▸ **Given request**
Retype only what runs from the line that contains "Extract the structured" through the last line of the listing below, both lines included.

▸ **Data for this exercise**
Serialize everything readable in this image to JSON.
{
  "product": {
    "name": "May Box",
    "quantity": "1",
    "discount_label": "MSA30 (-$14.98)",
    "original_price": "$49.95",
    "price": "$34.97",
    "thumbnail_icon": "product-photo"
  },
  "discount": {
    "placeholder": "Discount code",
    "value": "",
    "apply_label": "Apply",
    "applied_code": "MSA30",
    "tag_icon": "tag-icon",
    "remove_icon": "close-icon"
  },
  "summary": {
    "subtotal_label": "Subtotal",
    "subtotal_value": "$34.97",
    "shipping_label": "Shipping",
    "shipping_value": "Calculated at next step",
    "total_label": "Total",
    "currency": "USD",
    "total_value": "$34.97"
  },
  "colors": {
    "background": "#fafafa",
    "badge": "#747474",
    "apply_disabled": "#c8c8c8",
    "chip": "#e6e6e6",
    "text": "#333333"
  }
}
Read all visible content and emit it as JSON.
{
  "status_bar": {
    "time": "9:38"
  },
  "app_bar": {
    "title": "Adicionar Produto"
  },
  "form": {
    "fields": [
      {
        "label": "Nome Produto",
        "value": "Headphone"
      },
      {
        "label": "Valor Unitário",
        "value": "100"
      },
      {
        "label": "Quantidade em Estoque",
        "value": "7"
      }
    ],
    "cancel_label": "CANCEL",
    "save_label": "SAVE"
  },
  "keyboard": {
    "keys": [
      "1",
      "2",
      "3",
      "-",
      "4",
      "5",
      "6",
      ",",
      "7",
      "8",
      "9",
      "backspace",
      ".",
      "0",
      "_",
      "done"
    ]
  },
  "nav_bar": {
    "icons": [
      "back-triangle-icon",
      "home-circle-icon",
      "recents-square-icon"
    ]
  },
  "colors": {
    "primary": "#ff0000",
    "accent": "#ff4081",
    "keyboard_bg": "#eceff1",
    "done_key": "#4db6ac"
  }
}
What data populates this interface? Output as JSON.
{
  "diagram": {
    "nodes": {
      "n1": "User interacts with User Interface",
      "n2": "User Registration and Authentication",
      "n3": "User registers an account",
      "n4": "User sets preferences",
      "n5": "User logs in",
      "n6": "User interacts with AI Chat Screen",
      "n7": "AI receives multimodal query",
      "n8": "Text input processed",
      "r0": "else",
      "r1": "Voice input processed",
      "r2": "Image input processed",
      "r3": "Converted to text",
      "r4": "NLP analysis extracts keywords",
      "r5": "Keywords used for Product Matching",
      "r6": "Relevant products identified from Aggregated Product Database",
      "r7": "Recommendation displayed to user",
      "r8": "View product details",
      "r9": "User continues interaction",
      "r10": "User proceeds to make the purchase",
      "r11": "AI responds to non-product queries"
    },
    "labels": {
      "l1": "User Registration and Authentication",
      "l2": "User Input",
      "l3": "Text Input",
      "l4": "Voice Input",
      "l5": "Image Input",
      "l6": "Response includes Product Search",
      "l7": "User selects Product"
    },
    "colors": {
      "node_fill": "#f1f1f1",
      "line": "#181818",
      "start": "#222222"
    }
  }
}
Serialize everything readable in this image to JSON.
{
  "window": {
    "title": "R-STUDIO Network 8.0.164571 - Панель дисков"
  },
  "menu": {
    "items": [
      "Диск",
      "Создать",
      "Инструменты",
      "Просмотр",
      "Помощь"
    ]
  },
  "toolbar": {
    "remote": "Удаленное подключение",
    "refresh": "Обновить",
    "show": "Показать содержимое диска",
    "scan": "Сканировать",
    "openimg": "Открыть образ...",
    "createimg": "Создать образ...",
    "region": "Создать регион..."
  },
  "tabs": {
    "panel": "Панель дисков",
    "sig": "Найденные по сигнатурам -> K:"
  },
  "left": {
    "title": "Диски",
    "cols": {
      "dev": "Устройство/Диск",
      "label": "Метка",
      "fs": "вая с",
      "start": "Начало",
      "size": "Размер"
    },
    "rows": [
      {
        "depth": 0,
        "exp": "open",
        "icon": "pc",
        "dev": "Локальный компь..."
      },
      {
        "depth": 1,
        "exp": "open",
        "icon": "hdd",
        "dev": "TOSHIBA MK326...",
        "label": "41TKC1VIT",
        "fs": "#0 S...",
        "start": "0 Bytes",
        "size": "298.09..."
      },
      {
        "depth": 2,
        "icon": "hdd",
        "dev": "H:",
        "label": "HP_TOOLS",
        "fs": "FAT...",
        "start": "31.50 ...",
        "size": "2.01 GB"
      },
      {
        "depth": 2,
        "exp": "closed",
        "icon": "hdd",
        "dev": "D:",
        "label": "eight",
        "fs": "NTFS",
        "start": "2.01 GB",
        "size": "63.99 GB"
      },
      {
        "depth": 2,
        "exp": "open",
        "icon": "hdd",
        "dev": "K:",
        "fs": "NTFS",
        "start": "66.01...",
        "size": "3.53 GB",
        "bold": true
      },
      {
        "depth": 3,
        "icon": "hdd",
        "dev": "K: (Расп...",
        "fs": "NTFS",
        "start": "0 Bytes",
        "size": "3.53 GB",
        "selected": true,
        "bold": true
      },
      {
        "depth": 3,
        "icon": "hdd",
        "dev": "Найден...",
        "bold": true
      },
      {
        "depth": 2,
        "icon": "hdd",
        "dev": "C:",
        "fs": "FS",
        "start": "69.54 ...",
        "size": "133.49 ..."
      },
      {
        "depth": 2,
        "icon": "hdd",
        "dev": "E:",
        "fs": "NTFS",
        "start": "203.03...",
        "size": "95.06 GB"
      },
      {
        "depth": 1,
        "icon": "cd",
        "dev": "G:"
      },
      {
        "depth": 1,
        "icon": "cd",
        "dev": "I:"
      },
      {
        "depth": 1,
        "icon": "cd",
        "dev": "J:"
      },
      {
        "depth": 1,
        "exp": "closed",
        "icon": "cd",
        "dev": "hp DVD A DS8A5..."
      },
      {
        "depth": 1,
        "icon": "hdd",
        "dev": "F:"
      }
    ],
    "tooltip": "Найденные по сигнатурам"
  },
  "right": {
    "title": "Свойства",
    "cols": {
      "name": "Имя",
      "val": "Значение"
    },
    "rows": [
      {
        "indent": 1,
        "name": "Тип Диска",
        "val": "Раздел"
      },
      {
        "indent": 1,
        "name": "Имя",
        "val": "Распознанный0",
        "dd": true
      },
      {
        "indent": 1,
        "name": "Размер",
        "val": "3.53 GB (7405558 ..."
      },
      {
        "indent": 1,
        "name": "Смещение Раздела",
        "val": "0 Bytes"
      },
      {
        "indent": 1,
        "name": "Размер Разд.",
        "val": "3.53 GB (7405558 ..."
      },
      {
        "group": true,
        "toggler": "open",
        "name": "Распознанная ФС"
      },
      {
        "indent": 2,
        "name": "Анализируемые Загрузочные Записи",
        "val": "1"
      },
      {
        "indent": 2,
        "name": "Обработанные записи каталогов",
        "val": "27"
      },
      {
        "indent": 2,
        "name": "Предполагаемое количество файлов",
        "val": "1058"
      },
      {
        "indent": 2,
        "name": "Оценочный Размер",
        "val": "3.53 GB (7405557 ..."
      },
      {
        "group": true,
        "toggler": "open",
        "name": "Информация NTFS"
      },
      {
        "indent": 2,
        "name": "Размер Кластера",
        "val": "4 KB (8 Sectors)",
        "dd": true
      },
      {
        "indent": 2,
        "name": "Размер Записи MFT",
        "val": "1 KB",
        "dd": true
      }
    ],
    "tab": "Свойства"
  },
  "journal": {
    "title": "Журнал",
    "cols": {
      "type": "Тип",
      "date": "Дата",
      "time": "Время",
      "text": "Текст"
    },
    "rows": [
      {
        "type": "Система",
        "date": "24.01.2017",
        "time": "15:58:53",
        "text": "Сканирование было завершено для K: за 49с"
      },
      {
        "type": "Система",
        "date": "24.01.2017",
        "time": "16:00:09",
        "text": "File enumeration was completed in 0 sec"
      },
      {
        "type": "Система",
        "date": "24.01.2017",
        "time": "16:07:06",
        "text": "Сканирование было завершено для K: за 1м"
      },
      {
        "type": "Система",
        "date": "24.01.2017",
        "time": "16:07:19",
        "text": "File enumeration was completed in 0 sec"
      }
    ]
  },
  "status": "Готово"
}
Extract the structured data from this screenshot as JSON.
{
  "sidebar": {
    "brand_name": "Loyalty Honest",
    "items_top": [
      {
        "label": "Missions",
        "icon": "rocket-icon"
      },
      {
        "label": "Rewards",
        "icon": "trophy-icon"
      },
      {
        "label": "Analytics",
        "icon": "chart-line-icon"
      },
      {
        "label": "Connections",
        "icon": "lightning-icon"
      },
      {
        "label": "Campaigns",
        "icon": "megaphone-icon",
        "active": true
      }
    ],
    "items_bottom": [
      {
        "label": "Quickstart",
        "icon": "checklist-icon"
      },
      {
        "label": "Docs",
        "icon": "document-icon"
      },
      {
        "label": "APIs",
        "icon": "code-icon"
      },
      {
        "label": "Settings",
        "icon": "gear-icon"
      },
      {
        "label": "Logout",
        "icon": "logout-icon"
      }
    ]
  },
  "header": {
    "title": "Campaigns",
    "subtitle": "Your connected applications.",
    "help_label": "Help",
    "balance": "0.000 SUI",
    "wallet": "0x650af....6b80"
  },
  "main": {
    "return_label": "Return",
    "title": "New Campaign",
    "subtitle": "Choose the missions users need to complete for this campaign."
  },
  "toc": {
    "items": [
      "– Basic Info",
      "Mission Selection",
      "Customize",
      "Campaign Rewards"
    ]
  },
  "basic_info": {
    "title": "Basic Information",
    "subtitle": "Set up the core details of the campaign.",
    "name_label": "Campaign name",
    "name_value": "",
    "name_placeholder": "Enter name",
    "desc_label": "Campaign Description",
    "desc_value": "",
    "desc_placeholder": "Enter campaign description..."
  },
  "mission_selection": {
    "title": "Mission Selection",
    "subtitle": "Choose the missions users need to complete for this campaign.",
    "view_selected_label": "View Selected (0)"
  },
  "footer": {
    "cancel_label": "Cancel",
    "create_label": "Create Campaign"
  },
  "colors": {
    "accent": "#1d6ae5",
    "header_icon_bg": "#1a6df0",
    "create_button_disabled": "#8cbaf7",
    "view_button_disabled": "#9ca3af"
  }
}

▸ **Solution for this problem**
Extract the structured data from this screenshot as JSON.
{
  "sidebar": {
    "brand_name": "Loyalty Honest",
    "items_top": [
      {
        "label": "Missions",
        "icon": "rocket-icon"
      },
      {
        "label": "Rewards",
        "icon": "trophy-icon"
      },
      {
        "label": "Analytics",
        "icon": "chart-line-icon"
      },
      {
        "label": "Connections",
        "icon": "lightning-icon"
      },
      {
        "label": "Campaigns",
        "icon": "megaphone-icon",
        "active": true
      }
    ],
    "items_bottom": [
      {
        "label": "Quickstart",
        "icon": "checklist-icon"
      },
      {
        "label": "Docs",
        "icon": "document-icon"
      },
      {
        "label": "APIs",
        "icon": "code-icon"
      },
      {
        "label": "Settings",
        "icon": "gear-icon"
      },
      {
        "label": "Logout",
        "icon": "logout-icon"
      }
    ]
  },
  "header": {
    "title": "Campaigns",
    "subtitle": "Your connected applications.",
    "help_label": "Help",
    "balance": "0.000 SUI",
    "wallet": "0x650af....6b80"
  },
  "main": {
    "return_label": "Return",
    "title": "New Campaign",
    "subtitle": "Choose the missions users need to complete for this campaign."
  },
  "toc": {
    "items": [
      "– Basic Info",
      "Mission Selection",
      "Customize",
      "Campaign Rewards"
    ]
  },
  "basic_info": {
    "title": "Basic Information",
    "subtitle": "Set up the core details of the campaign.",
    "name_label": "Campaign name",
    "name_value": "",
    "name_placeholder": "Enter name",
    "desc_label": "Campaign Description",
    "desc_value": "",
    "desc_placeholder": "Enter campaign description..."
  },
  "mission_selection": {
    "title": "Mission Selection",
    "subtitle": "Choose the missions users need to complete for this campaign.",
    "view_selected_label": "View Selected (0)"
  },
  "footer": {
    "cancel_label": "Cancel",
    "create_label": "Create Campaign"
  },
  "colors": {
    "accent": "#1d6ae5",
    "header_icon_bg": "#1a6df0",
    "create_button_disabled": "#8cbaf7",
    "view_button_disabled": "#9ca3af"
  }
}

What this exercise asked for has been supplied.